Text passage:
# Styrofoam Cutting



## ticmike (Jun 2, 2013)

Just wondered what everyone used for cutting their styrofoam?

I've been watching some vids on you tube, were the guy uses a Hot Wire cutter, which looks good, but you can pay over £100 for a good system, less for just 1 4" cutter.

So was wondering what everyone else used???


----------



## jaip1971 (Apr 29, 2013)

small toothed saw, long blade craft or stanley knife then on to the Dremmel, mouth mask, goggles & Hoover  and not where the wife can see lol


----------



## my_shed (Jan 5, 2011)

You can make your own hot wire cutter by taking the tip out of a soldering iron and put a loop of copper wire in its place. Alternatively the above options work well, or even use your hands and fingernails, this is what I often do  

Dave


----------



## Meko (Apr 29, 2007)

a bread knife in B&Q car park before putting it in the car.


----------



## Recluso (Dec 3, 2010)

I use a saw for *big* cutting (i.e. cutting the boards to size) and then sand the edges smooth to get rid of the bits. For small cutting I use a snap blade knife (I buy them in cheapy packs) but for all my shaping and detailing I use my rotary tool.


----------



## ayrton (Apr 22, 2012)

I use normal knifes but you can make a hot knife or wire cutter easy enough a hot knife you just take the tip of a soldering iron and use a small blad for a wire cutter use some copper wire and run it of a 9v battery but you will need to make a heat proof handle for it :2thumb:


----------



## Ron Magpie (Oct 11, 2009)

I just use a sharp knife- but then I generally only use it under tanks, rather than as backgrounds etc.


----------



## wezza309 (Jun 21, 2012)

What you will do:
1) In the styrofoam cutting thread, rewrite the paragraph beginning "I use a saw for *big* cutting" as a short list that keeps its main facts.
2) Continue the styrofoam cutting thread from where it stops.

Information supplied:

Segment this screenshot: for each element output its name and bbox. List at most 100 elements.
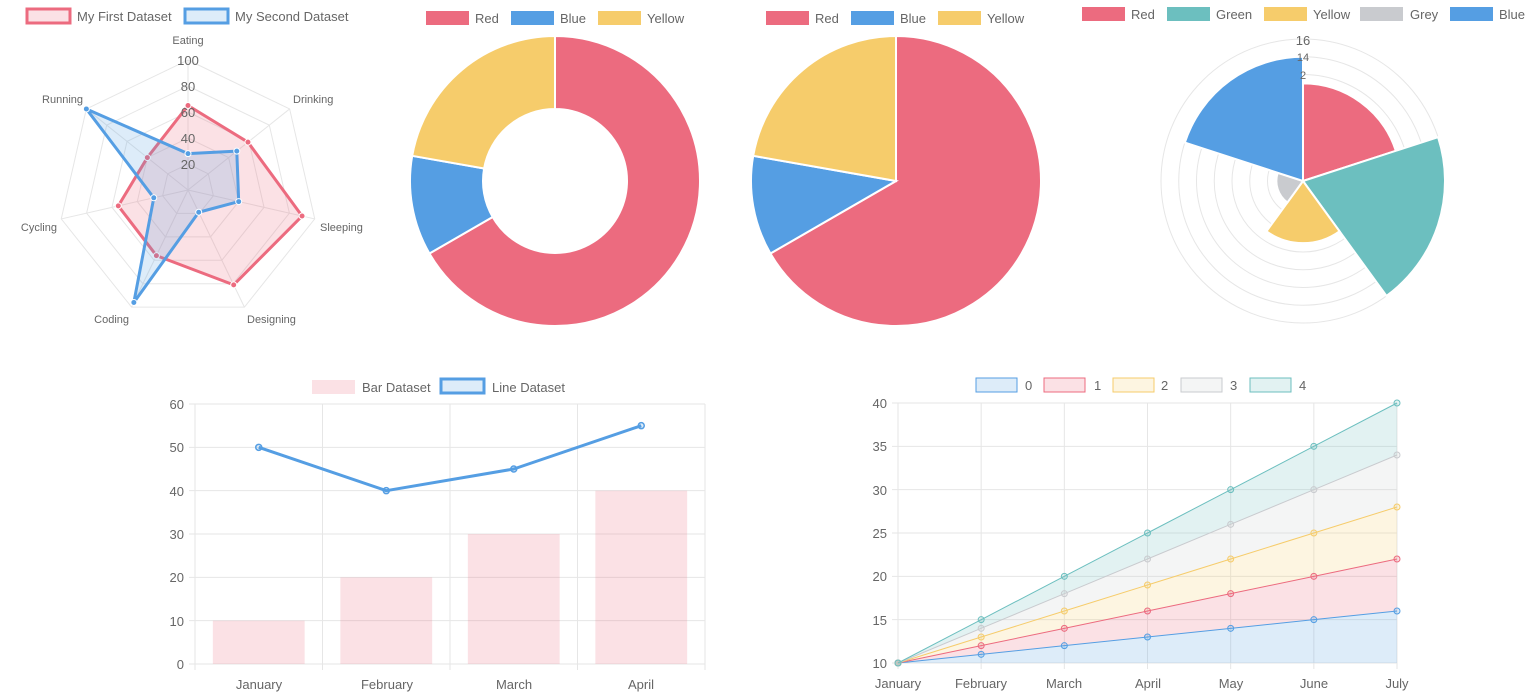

Set of answers:
1)
- Big cutting (cutting boards to size): a saw, then sanding the edges smooth to remove the bits
- Small cutting: a snap blade knife, bought in cheap packs
- Shaping and detailing: a rotary tool

2)
here is what i have been using on mine 



plus a big saw when needed . the smaller black and yellow thing in the pic is a hotwire knife its good and was only £25 i have used all the stuff loads 

but the wire brush on the dremel is one of the best tools it just rips throught the stuff just wear goggles. glasses are not as good it gets every where so lots of space needed for the dust a bits :whistling2:


----------



## ticmike (Jun 2, 2013)

Cheers for the pic wezza, just ordered a hot wire and was looking at a dremmel in B&Q earlier on as they have 15% off at the moment, so may invest in one. 

Sent from my HTC One using Tapatalk 2


----------



## wezza309 (Jun 21, 2012)

make sure you get one with adjustable speed and the long attachment make life alot easier i find i have used all my stuff the hot wire can be slow but a lot quicker on polystyrene but its neat finish


----------



## NickBenger (Nov 18, 2010)

my_shed said:


> You can make your own hot wire cutter by taking the tip out of a soldering iron and put a loop of copper wire in its place. Alternatively the above options work well, *or even use your hands and fingernails, this is what I often do
> *
> Dave


:gasp: Are you some kind of Animal!? Do you eat like this? 

How Animals Eat Their Food - YouTube




Hahaha just kidding :lol2:


----------



## my_shed (Jan 5, 2011)

NickBenger said:


> :gasp: Are you some kind of Animal!? Do you eat like this?
> 
> How Animals Eat Their Food - YouTube
> 
> ...


I don't......but will from now  I didn't realize it was an option!

Lol fingernails are actually good for giving smooth water carved rock grooves and so on 


That vid is awesome!

Dave


----------



## caen (May 11, 2013)

Hi
I made a wire cutter from bits and bobs. Very easy to make and the bonus is you don’t have all that mess. You can see from the pic how it comes together. I use an old Hornby train controller for the power. This way you can adjust the power for the thickness of the wire. I used fuse wire which worked fine.


----------



## caen (May 11, 2013)

forgot to mention
always check the heat of the wire with foam and not your finger (it :censor: hurts) :gasp:


----------



## NickBenger (Nov 18, 2010)

my_shed said:


> I don't......but will from now  I didn't realize it was an option!
> 
> Lol fingernails are actually good for giving smooth water carved rock grooves and so on
> 
> ...


I know, I love that guys channel it cracks me up so much :lol2:

You're right I use my hands a lot when making backgrounds etc.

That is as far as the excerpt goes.